INSTRUCTIONS TO FOLLOW –
Separate out the lines that hold "details".

## BEGIN

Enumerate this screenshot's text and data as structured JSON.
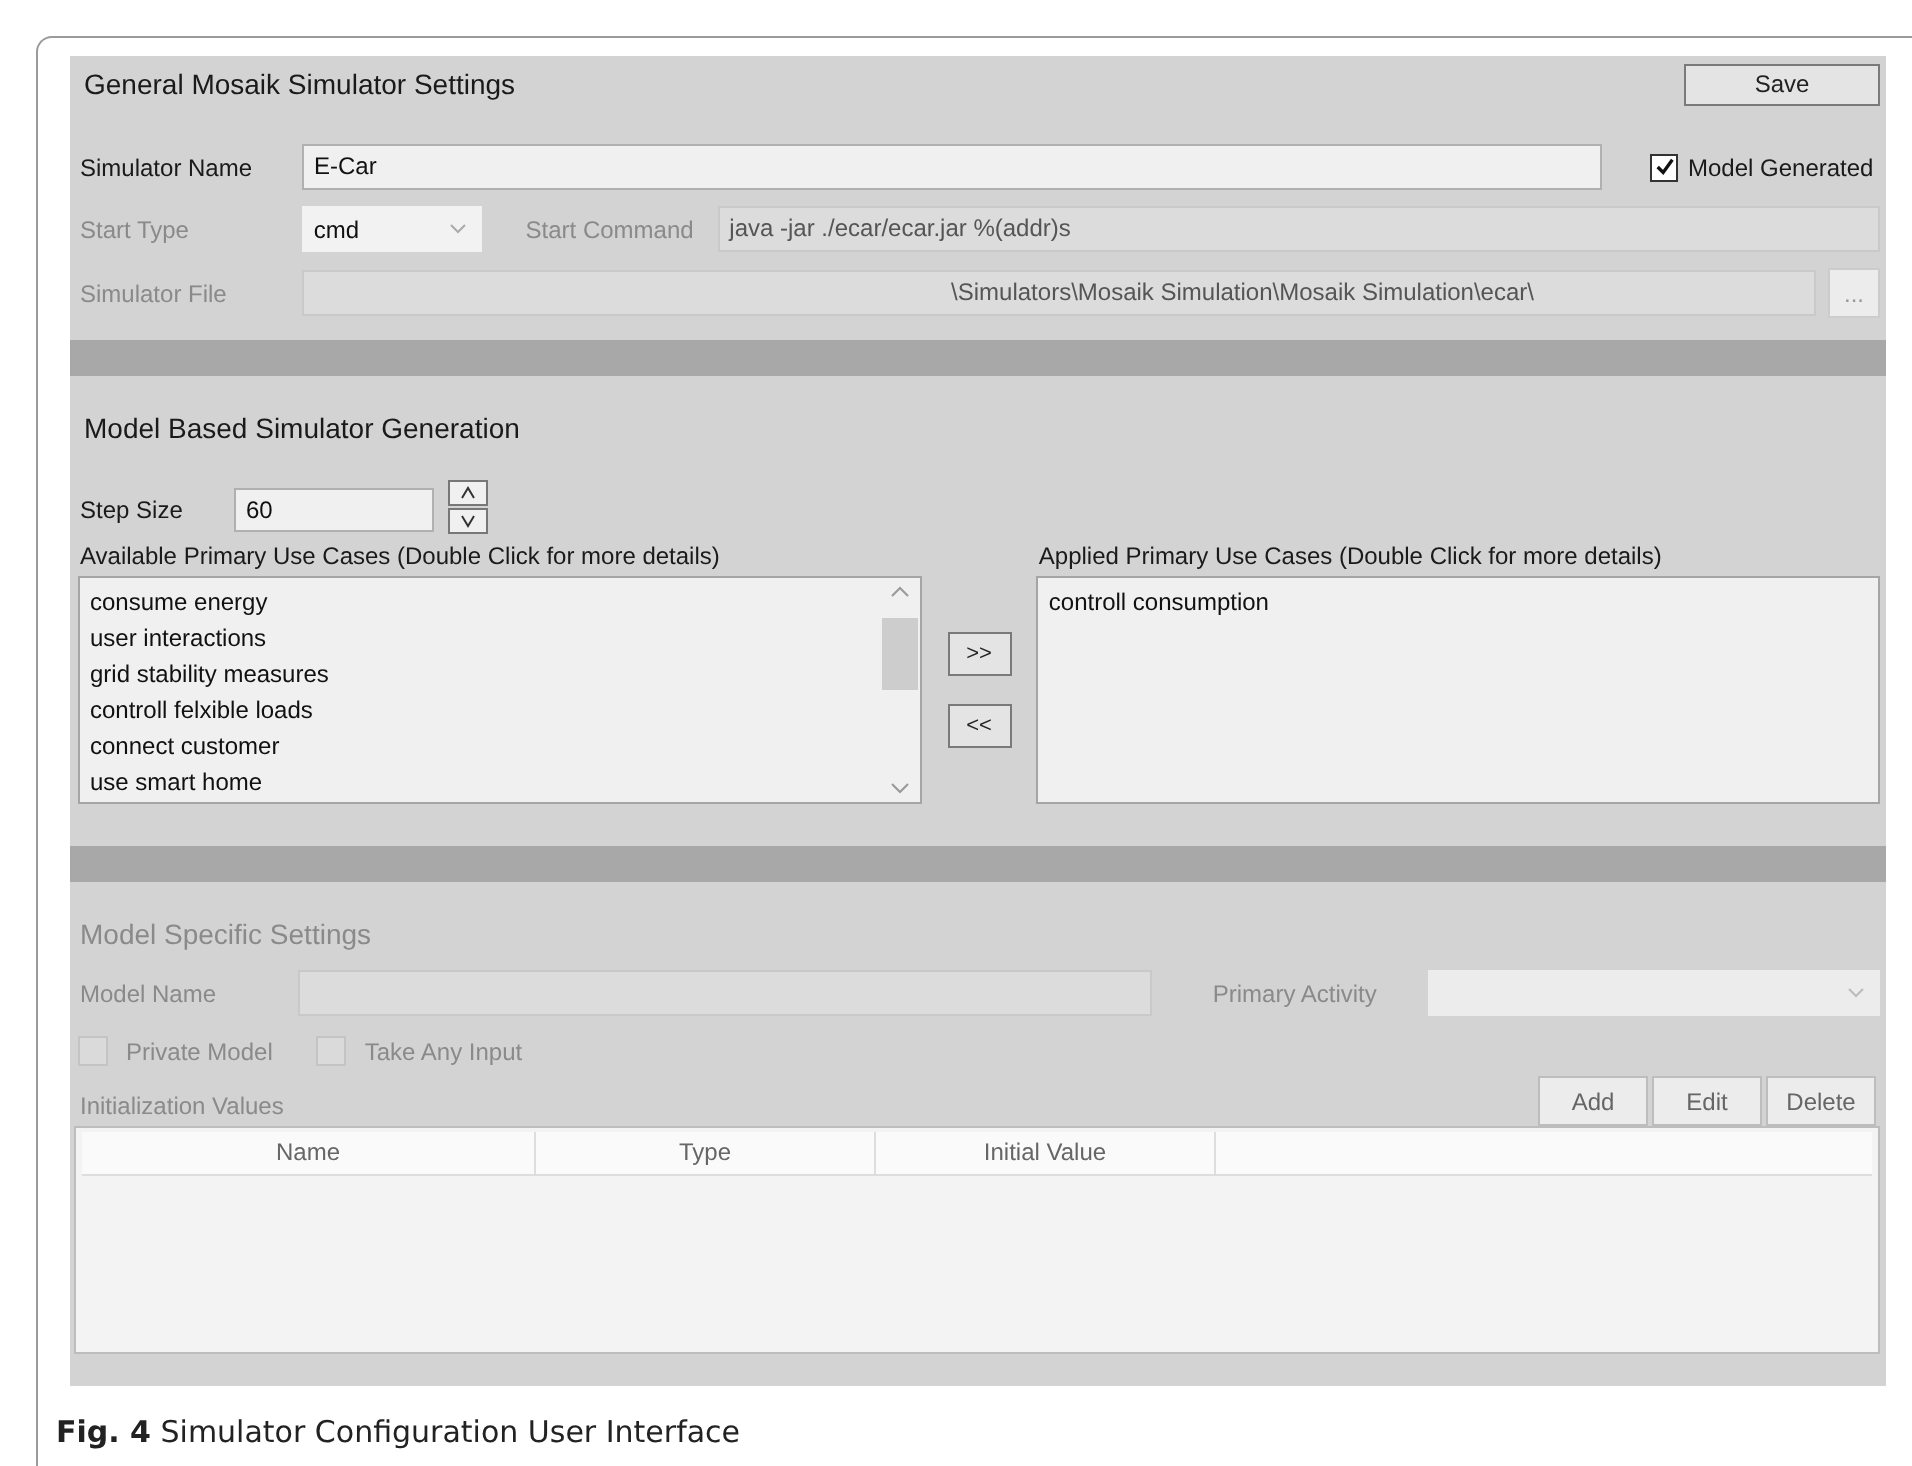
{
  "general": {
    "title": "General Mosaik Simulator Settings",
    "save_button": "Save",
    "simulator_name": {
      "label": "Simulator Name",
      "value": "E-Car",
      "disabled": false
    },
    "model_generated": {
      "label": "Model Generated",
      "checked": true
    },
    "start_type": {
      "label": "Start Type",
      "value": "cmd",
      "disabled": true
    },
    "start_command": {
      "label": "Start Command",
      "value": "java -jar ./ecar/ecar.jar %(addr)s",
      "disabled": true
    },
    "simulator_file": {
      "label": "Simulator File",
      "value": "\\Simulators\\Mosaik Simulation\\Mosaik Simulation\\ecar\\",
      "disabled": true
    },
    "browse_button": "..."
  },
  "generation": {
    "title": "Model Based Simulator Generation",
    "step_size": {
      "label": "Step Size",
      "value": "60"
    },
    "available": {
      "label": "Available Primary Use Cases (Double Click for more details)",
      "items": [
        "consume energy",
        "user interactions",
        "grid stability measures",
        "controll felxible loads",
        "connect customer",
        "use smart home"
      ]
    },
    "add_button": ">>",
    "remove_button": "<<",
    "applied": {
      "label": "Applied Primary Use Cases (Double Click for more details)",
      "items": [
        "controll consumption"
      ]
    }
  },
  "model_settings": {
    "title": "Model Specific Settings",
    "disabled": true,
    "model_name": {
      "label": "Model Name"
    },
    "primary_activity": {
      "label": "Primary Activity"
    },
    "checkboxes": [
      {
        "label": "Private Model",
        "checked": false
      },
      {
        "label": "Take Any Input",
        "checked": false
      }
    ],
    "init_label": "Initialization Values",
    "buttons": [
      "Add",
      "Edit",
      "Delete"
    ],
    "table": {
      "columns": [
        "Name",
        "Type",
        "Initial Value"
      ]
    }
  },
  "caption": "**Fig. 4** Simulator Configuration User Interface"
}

## END
## BEGIN

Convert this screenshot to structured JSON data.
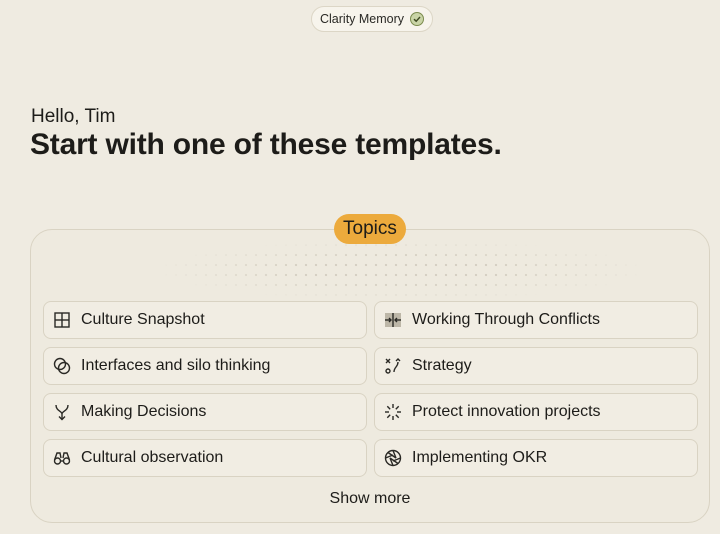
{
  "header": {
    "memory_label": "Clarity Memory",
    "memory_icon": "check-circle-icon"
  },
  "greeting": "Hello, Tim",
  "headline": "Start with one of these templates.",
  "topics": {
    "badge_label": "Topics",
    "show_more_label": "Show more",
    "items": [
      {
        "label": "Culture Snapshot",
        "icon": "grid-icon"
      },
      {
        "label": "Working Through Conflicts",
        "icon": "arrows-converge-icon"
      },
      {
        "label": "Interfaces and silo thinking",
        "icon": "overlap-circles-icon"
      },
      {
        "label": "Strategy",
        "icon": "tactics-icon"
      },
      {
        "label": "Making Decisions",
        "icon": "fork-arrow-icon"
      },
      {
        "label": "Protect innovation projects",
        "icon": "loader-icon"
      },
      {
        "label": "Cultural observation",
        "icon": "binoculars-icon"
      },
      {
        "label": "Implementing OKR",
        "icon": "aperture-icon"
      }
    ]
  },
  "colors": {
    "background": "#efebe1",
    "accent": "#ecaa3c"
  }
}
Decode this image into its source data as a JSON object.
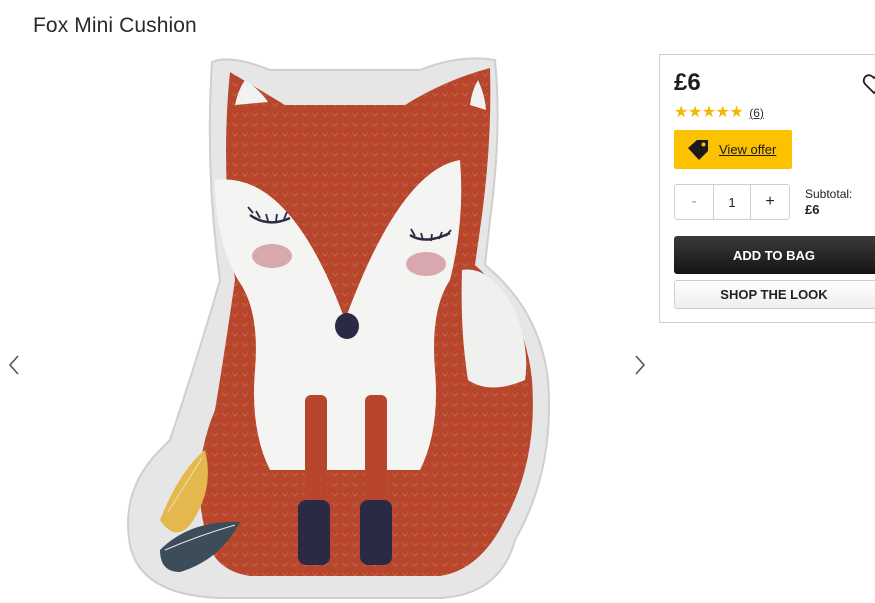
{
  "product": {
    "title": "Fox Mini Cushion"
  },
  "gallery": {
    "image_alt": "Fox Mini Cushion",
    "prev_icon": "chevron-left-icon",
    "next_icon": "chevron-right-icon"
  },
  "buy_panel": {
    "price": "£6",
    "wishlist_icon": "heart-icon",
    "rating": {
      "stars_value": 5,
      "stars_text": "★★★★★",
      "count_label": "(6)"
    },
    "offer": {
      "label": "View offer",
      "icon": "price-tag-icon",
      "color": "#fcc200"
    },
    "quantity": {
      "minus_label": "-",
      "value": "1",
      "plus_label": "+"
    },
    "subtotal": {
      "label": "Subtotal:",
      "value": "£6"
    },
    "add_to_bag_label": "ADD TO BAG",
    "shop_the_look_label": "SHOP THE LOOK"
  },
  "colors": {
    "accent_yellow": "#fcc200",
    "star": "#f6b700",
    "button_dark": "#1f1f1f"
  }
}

## END

SOLUTION BELOW –
      "label": "Available Primary Use Cases (Double Click for more details)",
      "label": "Applied Primary Use Cases (Double Click for more details)",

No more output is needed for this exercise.